Work to be completed: Locate every line in the records below that holds the word "nCommunication" and return each one.

┌──

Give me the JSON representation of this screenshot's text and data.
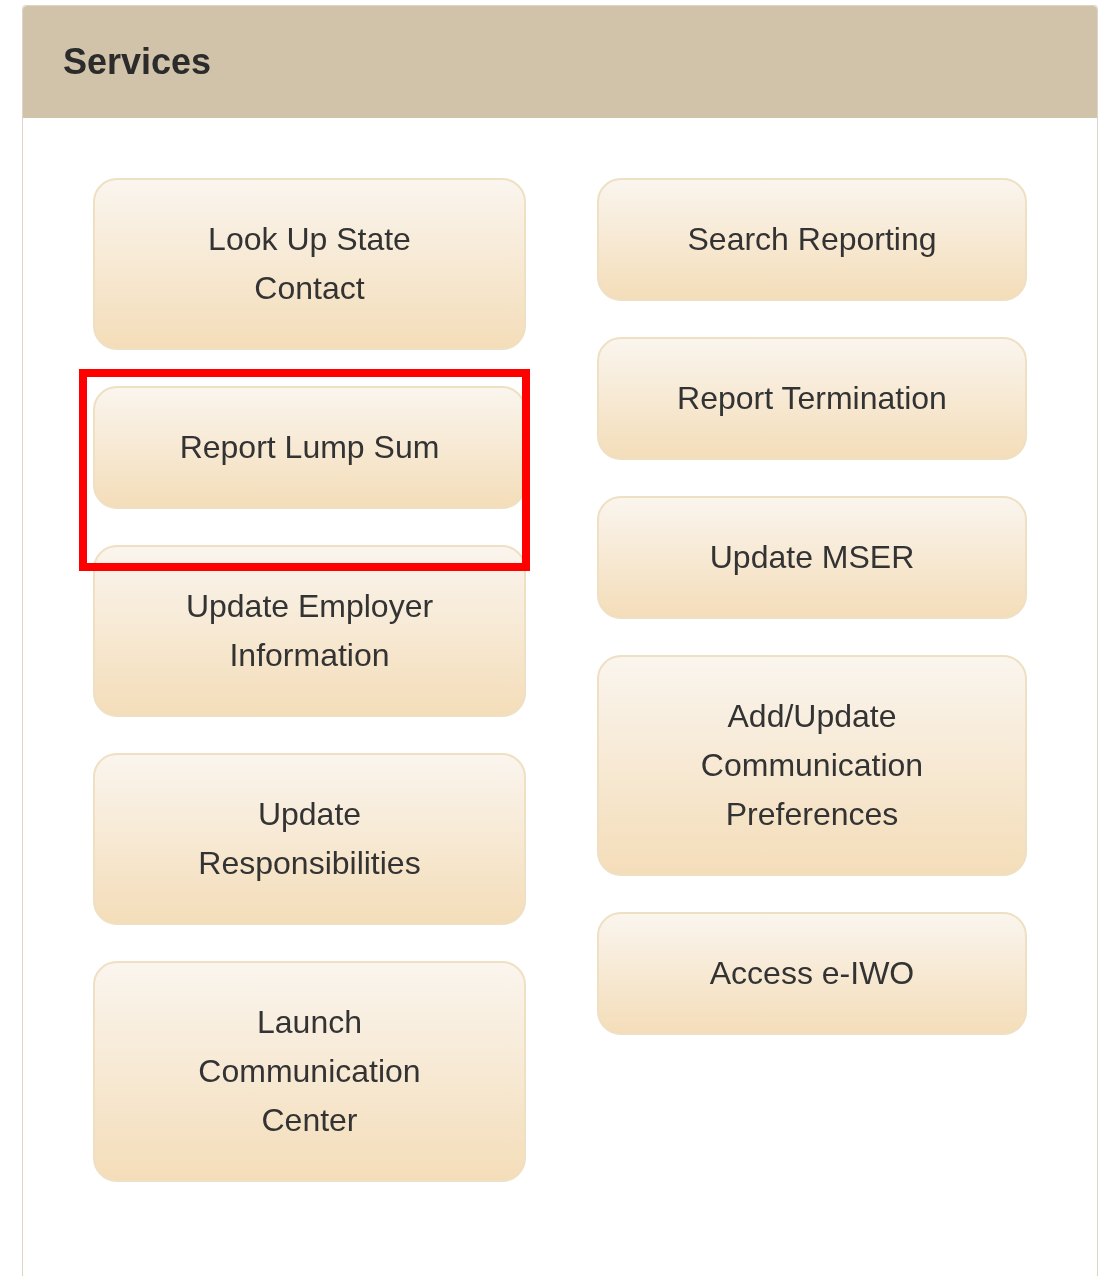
{
  "panel": {
    "title": "Services"
  },
  "columns": [
    [
      {
        "label": "Look Up State\nContact",
        "highlighted": false
      },
      {
        "label": "Report Lump Sum",
        "highlighted": true
      },
      {
        "label": "Update Employer\nInformation",
        "highlighted": false
      },
      {
        "label": "Update\nResponsibilities",
        "highlighted": false
      },
      {
        "label": "Launch\nCommunication\nCenter",
        "highlighted": false
      }
    ],
    [
      {
        "label": "Search Reporting",
        "highlighted": false
      },
      {
        "label": "Report Termination",
        "highlighted": false
      },
      {
        "label": "Update MSER",
        "highlighted": false
      },
      {
        "label": "Add/Update\nCommunication\nPreferences",
        "highlighted": false
      },
      {
        "label": "Access e-IWO",
        "highlighted": false
      }
    ]
  ]
}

└──

Expected answer:
        "label": "Launch\nCommunication\nCenter",
        "label": "Add/Update\nCommunication\nPreferences",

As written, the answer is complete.